(Extracted records)

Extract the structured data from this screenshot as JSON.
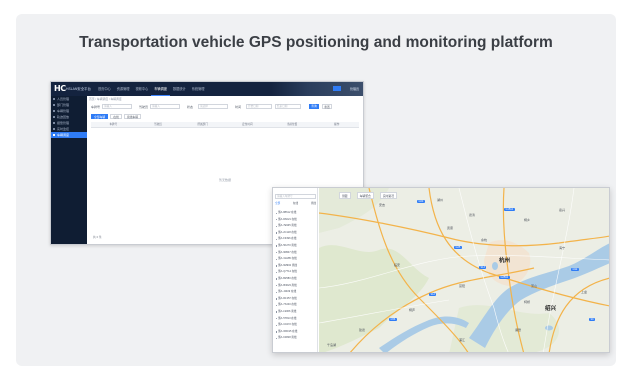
{
  "title": "Transportation vehicle GPS positioning and monitoring platform",
  "admin": {
    "logo": "HC",
    "brand": "HSLAN安全平台",
    "nav": [
      "首页中心",
      "资源管理",
      "视频中心",
      "车辆调度",
      "数据统计",
      "系统管理"
    ],
    "active_nav": 3,
    "user": "管理员",
    "sidebar": [
      "人员管理",
      "部门管理",
      "车辆管理",
      "轨迹回放",
      "报警管理",
      "实时监控",
      "车辆调度"
    ],
    "active_side": 6,
    "breadcrumb": "首页 / 车辆调度 / 车辆调度",
    "filter": {
      "fields": [
        {
          "label": "车牌号",
          "placeholder": "请输入"
        },
        {
          "label": "驾驶员",
          "placeholder": "请输入"
        },
        {
          "label": "状态",
          "placeholder": "请选择"
        },
        {
          "label": "时间",
          "placeholder": "开始日期"
        }
      ],
      "end_placeholder": "结束日期",
      "search": "查询",
      "reset": "重置"
    },
    "tabs": [
      "全部车辆",
      "在线",
      "离线车辆"
    ],
    "columns": [
      "车牌号",
      "驾驶员",
      "所属部门",
      "定位时间",
      "当前位置",
      "操作"
    ],
    "empty": "暂无数据",
    "total": "共 0 条"
  },
  "map": {
    "search_placeholder": "请输入车牌号",
    "panel_tabs": [
      "全部",
      "在线",
      "离线"
    ],
    "tools": [
      "测距",
      "车辆聚合",
      "实时路况"
    ],
    "vehicles": [
      "浙A·88612 在线",
      "浙A·D6021 在线",
      "浙A·7E935 离线",
      "浙A·2C118 在线",
      "浙A·F3396 在线",
      "浙A·5K270 离线",
      "浙A·90B47 在线",
      "浙A·31H85 在线",
      "浙A·6M902 离线",
      "浙A·Q7714 在线",
      "浙A·B2580 在线",
      "浙A·8N623 离线",
      "浙A·J4409 在线",
      "浙A·R1357 在线",
      "浙A·7X240 在线",
      "浙A·L9066 离线",
      "浙A·5T813 在线",
      "浙A·C0472 在线",
      "浙A·W6195 在线",
      "浙A·K3828 离线"
    ],
    "places": {
      "hangzhou": "杭州",
      "xiaoshan": "萧山",
      "shaoxing": "绍兴",
      "fuyang": "富阳",
      "linan": "临安",
      "deqing": "德清",
      "haining": "海宁",
      "yuhang": "余杭",
      "tonglu": "桐庐",
      "zhuji": "诸暨",
      "anji": "安吉",
      "huzhou": "湖州",
      "jiaxing": "嘉兴",
      "tongxiang": "桐乡",
      "pujiang": "浦江",
      "shangyu": "上虞",
      "keqiao": "柯桥",
      "jiande": "建德",
      "wukang": "武康",
      "qiandao": "千岛湖"
    },
    "badges": [
      "G60",
      "G25",
      "S13",
      "G92",
      "G56",
      "G2504",
      "S12",
      "G1512",
      "S9"
    ]
  },
  "colors": {
    "card_bg": "#f0f1f3",
    "admin_header": "#14233f",
    "accent": "#2f7cf6",
    "map_land": "#eceee5",
    "map_water": "#aacbe6"
  }
}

### WRITTEN EXERCISE
Pictures excluded, quote all the data above exactly.

### REPLY
Extract the structured data from this screenshot as JSON.
{
  "title": "Transportation vehicle GPS positioning and monitoring platform",
  "admin": {
    "logo": "HC",
    "brand": "HSLAN安全平台",
    "nav": [
      "首页中心",
      "资源管理",
      "视频中心",
      "车辆调度",
      "数据统计",
      "系统管理"
    ],
    "active_nav": 3,
    "user": "管理员",
    "sidebar": [
      "人员管理",
      "部门管理",
      "车辆管理",
      "轨迹回放",
      "报警管理",
      "实时监控",
      "车辆调度"
    ],
    "active_side": 6,
    "breadcrumb": "首页 / 车辆调度 / 车辆调度",
    "filter": {
      "fields": [
        {
          "label": "车牌号",
          "placeholder": "请输入"
        },
        {
          "label": "驾驶员",
          "placeholder": "请输入"
        },
        {
          "label": "状态",
          "placeholder": "请选择"
        },
        {
          "label": "时间",
          "placeholder": "开始日期"
        }
      ],
      "end_placeholder": "结束日期",
      "search": "查询",
      "reset": "重置"
    },
    "tabs": [
      "全部车辆",
      "在线",
      "离线车辆"
    ],
    "columns": [
      "车牌号",
      "驾驶员",
      "所属部门",
      "定位时间",
      "当前位置",
      "操作"
    ],
    "empty": "暂无数据",
    "total": "共 0 条"
  },
  "map": {
    "search_placeholder": "请输入车牌号",
    "panel_tabs": [
      "全部",
      "在线",
      "离线"
    ],
    "tools": [
      "测距",
      "车辆聚合",
      "实时路况"
    ],
    "vehicles": [
      "浙A·88612 在线",
      "浙A·D6021 在线",
      "浙A·7E935 离线",
      "浙A·2C118 在线",
      "浙A·F3396 在线",
      "浙A·5K270 离线",
      "浙A·90B47 在线",
      "浙A·31H85 在线",
      "浙A·6M902 离线",
      "浙A·Q7714 在线",
      "浙A·B2580 在线",
      "浙A·8N623 离线",
      "浙A·J4409 在线",
      "浙A·R1357 在线",
      "浙A·7X240 在线",
      "浙A·L9066 离线",
      "浙A·5T813 在线",
      "浙A·C0472 在线",
      "浙A·W6195 在线",
      "浙A·K3828 离线"
    ],
    "places": {
      "hangzhou": "杭州",
      "xiaoshan": "萧山",
      "shaoxing": "绍兴",
      "fuyang": "富阳",
      "linan": "临安",
      "deqing": "德清",
      "haining": "海宁",
      "yuhang": "余杭",
      "tonglu": "桐庐",
      "zhuji": "诸暨",
      "anji": "安吉",
      "huzhou": "湖州",
      "jiaxing": "嘉兴",
      "tongxiang": "桐乡",
      "pujiang": "浦江",
      "shangyu": "上虞",
      "keqiao": "柯桥",
      "jiande": "建德",
      "wukang": "武康",
      "qiandao": "千岛湖"
    },
    "badges": [
      "G60",
      "G25",
      "S13",
      "G92",
      "G56",
      "G2504",
      "S12",
      "G1512",
      "S9"
    ]
  },
  "colors": {
    "card_bg": "#f0f1f3",
    "admin_header": "#14233f",
    "accent": "#2f7cf6",
    "map_land": "#eceee5",
    "map_water": "#aacbe6"
  }
}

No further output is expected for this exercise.